SUPPLIED RECORDS START

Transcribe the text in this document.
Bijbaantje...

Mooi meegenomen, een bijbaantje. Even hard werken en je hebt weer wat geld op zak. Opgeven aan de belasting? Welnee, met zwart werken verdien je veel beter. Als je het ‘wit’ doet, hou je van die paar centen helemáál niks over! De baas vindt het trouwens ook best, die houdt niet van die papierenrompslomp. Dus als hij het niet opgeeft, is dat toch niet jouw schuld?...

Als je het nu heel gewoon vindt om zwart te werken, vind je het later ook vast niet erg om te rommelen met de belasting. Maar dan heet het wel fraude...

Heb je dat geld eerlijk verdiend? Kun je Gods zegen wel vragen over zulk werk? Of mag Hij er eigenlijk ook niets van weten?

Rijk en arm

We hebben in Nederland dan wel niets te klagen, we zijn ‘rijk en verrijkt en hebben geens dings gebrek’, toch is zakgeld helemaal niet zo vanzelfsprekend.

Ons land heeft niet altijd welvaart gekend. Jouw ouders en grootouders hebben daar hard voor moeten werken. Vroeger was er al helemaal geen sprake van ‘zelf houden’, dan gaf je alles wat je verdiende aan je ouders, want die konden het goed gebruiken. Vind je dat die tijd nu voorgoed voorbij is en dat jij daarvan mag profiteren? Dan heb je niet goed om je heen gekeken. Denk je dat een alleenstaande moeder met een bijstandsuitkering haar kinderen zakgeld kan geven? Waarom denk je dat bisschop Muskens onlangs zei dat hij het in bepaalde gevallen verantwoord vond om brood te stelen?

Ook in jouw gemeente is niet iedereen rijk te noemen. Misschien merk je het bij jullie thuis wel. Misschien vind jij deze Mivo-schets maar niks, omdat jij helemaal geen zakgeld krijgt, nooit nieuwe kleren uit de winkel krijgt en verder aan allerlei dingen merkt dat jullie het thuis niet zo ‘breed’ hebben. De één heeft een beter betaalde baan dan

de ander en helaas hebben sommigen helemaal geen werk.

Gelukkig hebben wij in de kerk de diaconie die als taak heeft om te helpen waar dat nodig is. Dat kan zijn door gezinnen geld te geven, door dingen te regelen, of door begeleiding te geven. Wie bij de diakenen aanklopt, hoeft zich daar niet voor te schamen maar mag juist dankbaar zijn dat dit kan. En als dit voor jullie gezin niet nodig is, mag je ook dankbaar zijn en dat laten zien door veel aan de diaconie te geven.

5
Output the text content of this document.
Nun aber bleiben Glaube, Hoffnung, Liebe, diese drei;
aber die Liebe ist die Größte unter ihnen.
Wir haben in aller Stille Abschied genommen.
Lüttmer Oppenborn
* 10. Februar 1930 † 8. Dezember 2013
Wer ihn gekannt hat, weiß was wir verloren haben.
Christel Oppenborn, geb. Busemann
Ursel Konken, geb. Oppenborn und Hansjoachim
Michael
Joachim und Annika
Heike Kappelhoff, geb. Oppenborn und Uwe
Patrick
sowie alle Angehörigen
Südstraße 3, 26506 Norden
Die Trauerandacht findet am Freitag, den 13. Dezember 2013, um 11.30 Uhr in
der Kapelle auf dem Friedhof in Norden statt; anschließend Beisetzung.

SUPPLIED RECORDS END

EXERCISE: Determine the number of lines in the entries above where the string "zijn" appears. Answer with the number alone.

EXERCISE RESULT: 2